*** DATASET ***

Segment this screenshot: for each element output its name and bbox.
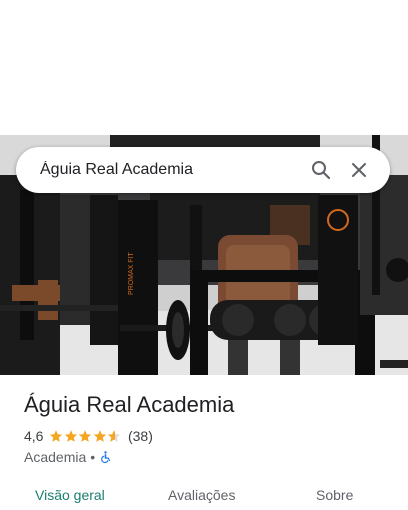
separator-dot: • [90, 449, 96, 465]
star-full-icon [64, 430, 78, 442]
equipment-brand-text: PROMAX FIT [128, 251, 135, 295]
tab-overview[interactable]: Visão geral [35, 487, 105, 503]
rating-value: 4,6 [24, 428, 44, 444]
tab-reviews[interactable]: Avaliações [168, 487, 235, 503]
rating-row[interactable]: 4,6 (38) [24, 428, 153, 444]
search-bar[interactable]: Águia Real Academia [16, 147, 390, 193]
map-blank-area [0, 0, 408, 135]
star-full-icon [93, 430, 107, 442]
star-full-icon [79, 430, 92, 442]
review-count[interactable]: (38) [128, 428, 153, 444]
place-tabs: Visão geral Avaliações Sobre [0, 478, 408, 510]
wheelchair-accessible-icon [101, 451, 111, 464]
rating-stars [49, 429, 122, 443]
search-input[interactable]: Águia Real Academia [40, 161, 302, 179]
place-title: Águia Real Academia [24, 392, 235, 417]
search-icon[interactable] [302, 151, 340, 189]
star-half-icon [108, 430, 121, 442]
close-icon[interactable] [340, 151, 378, 189]
star-full-icon [50, 430, 63, 442]
tab-about[interactable]: Sobre [316, 487, 353, 503]
category-row: Academia • [24, 449, 112, 465]
place-category: Academia [24, 449, 87, 465]
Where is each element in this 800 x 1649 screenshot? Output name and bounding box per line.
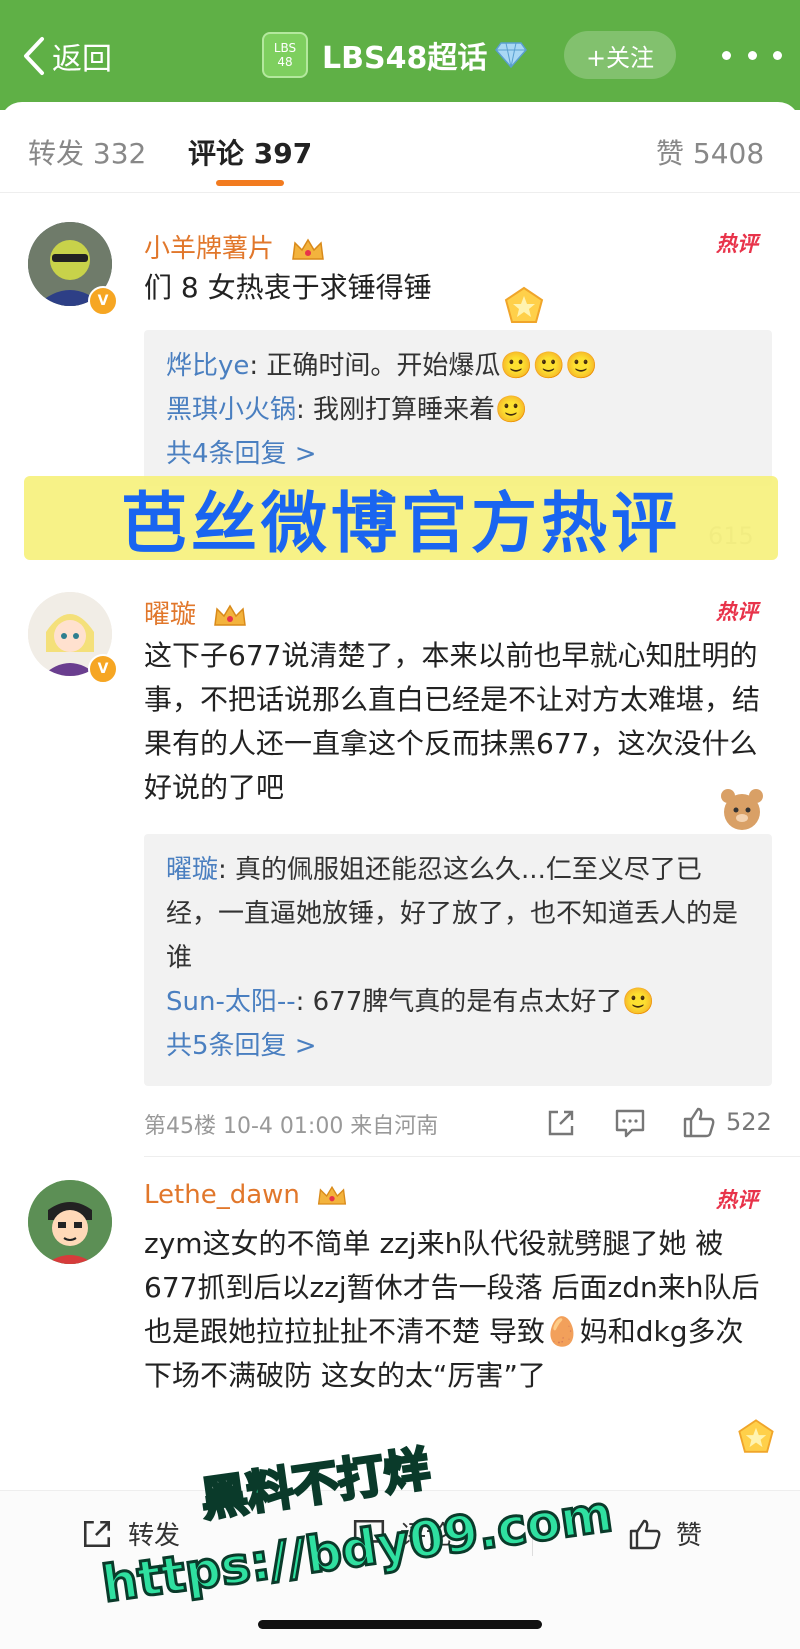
topic-header[interactable]: LBS 48 LBS48超话: [262, 30, 528, 80]
reply-item: Sun-太阳--: 677脾气真的是有点太好了🙂: [166, 987, 655, 1017]
comment-text: 这下子677说清楚了，本来以前也早就心知肚明的事，不把话说那么直白已经是不让对方…: [144, 639, 761, 804]
comment-username[interactable]: 曜璇: [144, 594, 248, 631]
reply-box[interactable]: 烨比ye: 正确时间。开始爆瓜🙂🙂🙂 黑琪小火锅: 我刚打算睡来着🙂 共4条回复…: [144, 330, 772, 486]
hot-comment-badge: 热评: [716, 232, 758, 256]
overlay-banner-text: 芭丝微博官方热评: [121, 485, 681, 562]
divider: [144, 1156, 800, 1157]
star-medal-icon: [504, 286, 544, 323]
chevron-left-icon: [24, 37, 44, 75]
avatar[interactable]: [28, 1180, 112, 1264]
comment-username[interactable]: 小羊牌薯片: [144, 228, 326, 265]
tab-comments[interactable]: 评论 397: [188, 132, 312, 172]
diamond-level-icon: [495, 42, 528, 69]
share-icon[interactable]: [546, 1108, 576, 1138]
crown-badge-icon: [318, 1185, 347, 1205]
back-label: 返回: [52, 42, 112, 77]
more-icon[interactable]: [722, 40, 782, 70]
comment-text: zym这女的不简单 zzj来h队代役就劈腿了她 被677抓到后以zzj暂休才告一…: [144, 1227, 760, 1392]
crown-badge-icon: [214, 604, 247, 626]
reply-item: 黑琪小火锅: 我刚打算睡来着🙂: [166, 395, 528, 425]
thumbs-up-icon: [629, 1519, 661, 1549]
repost-icon: [83, 1520, 111, 1547]
reply-item: 烨比ye: 正确时间。开始爆瓜🙂🙂🙂: [166, 351, 598, 381]
hot-comment-badge: 热评: [716, 600, 758, 624]
star-medal-icon: [738, 1419, 774, 1453]
back-button[interactable]: 返回: [22, 34, 112, 78]
verified-badge-icon: V: [88, 654, 118, 684]
view-more-replies-link[interactable]: 共5条回复 >: [166, 1024, 750, 1068]
follow-button[interactable]: +关注: [564, 31, 676, 79]
thumbs-up-icon: [683, 1107, 715, 1138]
topic-logo: LBS 48: [262, 32, 308, 78]
verified-badge-icon: V: [88, 286, 118, 316]
like-count: 522: [726, 1108, 772, 1136]
reply-box[interactable]: 曜璇: 真的佩服姐还能忍这么久...仁至义尽了已经，一直逼她放锤，好了放了，也不…: [144, 834, 772, 1086]
comment-text: 们 8 女热衷于求锤得锤: [144, 271, 432, 304]
bottom-like-button[interactable]: 赞: [628, 1515, 702, 1552]
hot-comment-badge: 热评: [716, 1188, 758, 1212]
comment-icon[interactable]: [614, 1108, 646, 1138]
home-indicator: [258, 1620, 542, 1629]
tab-repost[interactable]: 转发 332: [28, 132, 146, 172]
bear-sticker-icon: [721, 789, 763, 830]
like-button[interactable]: 522: [682, 1106, 772, 1138]
active-tab-indicator: [216, 180, 284, 186]
avatar-image: [28, 1180, 112, 1264]
comment-meta: 第45楼 10-4 01:00 来自河南: [144, 1114, 439, 1139]
reply-item: 曜璇: 真的佩服姐还能忍这么久...仁至义尽了已经，一直逼她放锤，好了放了，也不…: [166, 855, 739, 973]
tab-bar: 转发 332 评论 397 赞 5408: [0, 102, 800, 193]
comment-username[interactable]: Lethe_dawn: [144, 1180, 348, 1210]
crown-badge-icon: [292, 238, 325, 260]
tab-likes[interactable]: 赞 5408: [656, 132, 764, 172]
topic-name: LBS48超话: [322, 41, 488, 76]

***

* **STATED PROBLEM**
Please give the lines again from the one containing "separator-dot: • [90, 449, 96, 465]" down to the one containing "rating-stars [49, 429, 122, 443]", changing "star-full-icon" to "star-filled-icon" and leaving everything else unchanged.

* **RIGHT ANSWER**
separator-dot: • [90, 449, 96, 465]
star-filled-icon [64, 430, 78, 442]
equipment-brand-text: PROMAX FIT [128, 251, 135, 295]
tab-overview[interactable]: Visão geral [35, 487, 105, 503]
rating-value: 4,6 [24, 428, 44, 444]
tab-reviews[interactable]: Avaliações [168, 487, 235, 503]
rating-row[interactable]: 4,6 (38) [24, 428, 153, 444]
search-bar[interactable]: Águia Real Academia [16, 147, 390, 193]
map-blank-area [0, 0, 408, 135]
star-filled-icon [93, 430, 107, 442]
star-filled-icon [79, 430, 92, 442]
review-count[interactable]: (38) [128, 428, 153, 444]
place-tabs: Visão geral Avaliações Sobre [0, 478, 408, 510]
wheelchair-accessible-icon [101, 451, 111, 464]
rating-stars [49, 429, 122, 443]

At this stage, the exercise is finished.